WHAT IS REQUIRED:
For the listing below, give the number of lines in which "Kataloge" occurs. Add nothing.

====

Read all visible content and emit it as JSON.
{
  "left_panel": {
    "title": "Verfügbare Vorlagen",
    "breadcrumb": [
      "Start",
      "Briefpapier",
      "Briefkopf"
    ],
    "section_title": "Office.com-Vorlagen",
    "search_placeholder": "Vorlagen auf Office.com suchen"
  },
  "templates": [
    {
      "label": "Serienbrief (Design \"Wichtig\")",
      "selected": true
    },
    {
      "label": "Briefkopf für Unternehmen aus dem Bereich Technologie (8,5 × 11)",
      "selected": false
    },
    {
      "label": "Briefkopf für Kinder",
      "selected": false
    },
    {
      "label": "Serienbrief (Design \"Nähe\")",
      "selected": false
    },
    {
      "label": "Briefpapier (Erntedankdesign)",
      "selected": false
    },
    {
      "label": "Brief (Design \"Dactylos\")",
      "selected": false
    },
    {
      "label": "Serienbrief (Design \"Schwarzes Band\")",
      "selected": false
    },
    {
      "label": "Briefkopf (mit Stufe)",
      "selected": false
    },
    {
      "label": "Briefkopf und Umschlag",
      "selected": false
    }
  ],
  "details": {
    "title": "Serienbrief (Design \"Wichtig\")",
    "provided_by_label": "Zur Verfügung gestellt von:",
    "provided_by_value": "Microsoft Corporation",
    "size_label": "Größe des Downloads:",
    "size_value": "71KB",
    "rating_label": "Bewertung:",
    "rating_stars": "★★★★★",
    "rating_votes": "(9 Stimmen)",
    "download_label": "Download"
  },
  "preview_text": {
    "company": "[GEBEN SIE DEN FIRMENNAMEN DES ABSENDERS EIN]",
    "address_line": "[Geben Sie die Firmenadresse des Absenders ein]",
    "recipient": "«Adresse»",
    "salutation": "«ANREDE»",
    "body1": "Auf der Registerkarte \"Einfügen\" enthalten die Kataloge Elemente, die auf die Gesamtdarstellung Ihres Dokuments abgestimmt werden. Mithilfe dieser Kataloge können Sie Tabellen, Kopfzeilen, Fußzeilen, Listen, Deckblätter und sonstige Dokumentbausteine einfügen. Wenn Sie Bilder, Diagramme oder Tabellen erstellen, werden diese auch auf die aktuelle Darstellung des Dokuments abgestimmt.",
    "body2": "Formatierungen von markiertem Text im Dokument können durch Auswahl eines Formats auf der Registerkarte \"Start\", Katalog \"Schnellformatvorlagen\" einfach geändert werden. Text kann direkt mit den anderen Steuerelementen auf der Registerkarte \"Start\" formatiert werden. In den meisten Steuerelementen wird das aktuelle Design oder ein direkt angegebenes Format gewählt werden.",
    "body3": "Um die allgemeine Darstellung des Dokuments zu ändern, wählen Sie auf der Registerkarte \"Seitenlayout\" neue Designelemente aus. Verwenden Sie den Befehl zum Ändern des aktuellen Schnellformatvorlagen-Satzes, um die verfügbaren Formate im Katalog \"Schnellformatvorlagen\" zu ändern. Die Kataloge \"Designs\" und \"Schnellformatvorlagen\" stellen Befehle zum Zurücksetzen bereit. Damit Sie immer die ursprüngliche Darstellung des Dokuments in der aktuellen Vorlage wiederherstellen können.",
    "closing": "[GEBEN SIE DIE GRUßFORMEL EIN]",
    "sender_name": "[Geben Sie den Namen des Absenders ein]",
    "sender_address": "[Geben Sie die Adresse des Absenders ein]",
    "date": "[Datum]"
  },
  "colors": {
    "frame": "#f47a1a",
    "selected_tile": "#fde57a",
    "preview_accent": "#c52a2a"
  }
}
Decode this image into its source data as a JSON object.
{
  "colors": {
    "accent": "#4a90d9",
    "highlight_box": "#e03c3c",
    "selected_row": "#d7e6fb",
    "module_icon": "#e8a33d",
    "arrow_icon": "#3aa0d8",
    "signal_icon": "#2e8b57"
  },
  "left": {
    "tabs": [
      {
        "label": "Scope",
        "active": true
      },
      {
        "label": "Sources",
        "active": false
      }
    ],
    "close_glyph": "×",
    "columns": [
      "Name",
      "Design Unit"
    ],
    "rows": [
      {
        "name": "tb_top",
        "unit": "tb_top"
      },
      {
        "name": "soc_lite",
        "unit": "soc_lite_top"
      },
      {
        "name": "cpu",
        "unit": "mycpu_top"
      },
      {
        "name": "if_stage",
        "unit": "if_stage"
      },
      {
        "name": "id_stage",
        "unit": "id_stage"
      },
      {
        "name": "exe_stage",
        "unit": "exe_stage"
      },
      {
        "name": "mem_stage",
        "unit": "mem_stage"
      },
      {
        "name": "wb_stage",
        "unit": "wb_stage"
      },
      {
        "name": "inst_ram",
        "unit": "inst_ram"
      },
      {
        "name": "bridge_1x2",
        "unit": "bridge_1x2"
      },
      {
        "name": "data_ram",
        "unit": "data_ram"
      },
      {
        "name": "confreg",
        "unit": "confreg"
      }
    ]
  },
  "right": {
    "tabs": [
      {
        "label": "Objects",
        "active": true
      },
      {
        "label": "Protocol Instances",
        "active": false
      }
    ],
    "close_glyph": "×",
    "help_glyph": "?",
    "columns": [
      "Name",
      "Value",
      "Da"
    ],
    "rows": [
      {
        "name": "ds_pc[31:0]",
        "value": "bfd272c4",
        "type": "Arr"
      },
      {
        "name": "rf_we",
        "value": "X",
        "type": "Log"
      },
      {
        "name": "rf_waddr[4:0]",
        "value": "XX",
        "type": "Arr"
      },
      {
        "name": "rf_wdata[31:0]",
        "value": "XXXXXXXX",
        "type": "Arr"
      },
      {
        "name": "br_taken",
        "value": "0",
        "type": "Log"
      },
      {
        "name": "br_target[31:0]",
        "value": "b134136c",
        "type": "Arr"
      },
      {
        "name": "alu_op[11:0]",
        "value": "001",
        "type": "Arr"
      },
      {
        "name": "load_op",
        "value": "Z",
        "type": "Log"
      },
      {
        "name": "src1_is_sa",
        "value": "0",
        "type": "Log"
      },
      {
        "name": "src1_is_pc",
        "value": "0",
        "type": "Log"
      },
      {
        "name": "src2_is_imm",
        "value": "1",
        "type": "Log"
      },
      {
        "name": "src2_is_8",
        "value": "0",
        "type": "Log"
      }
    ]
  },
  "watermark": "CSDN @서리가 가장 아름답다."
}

====

OUTPUT FOR THIS EXERCISE:
2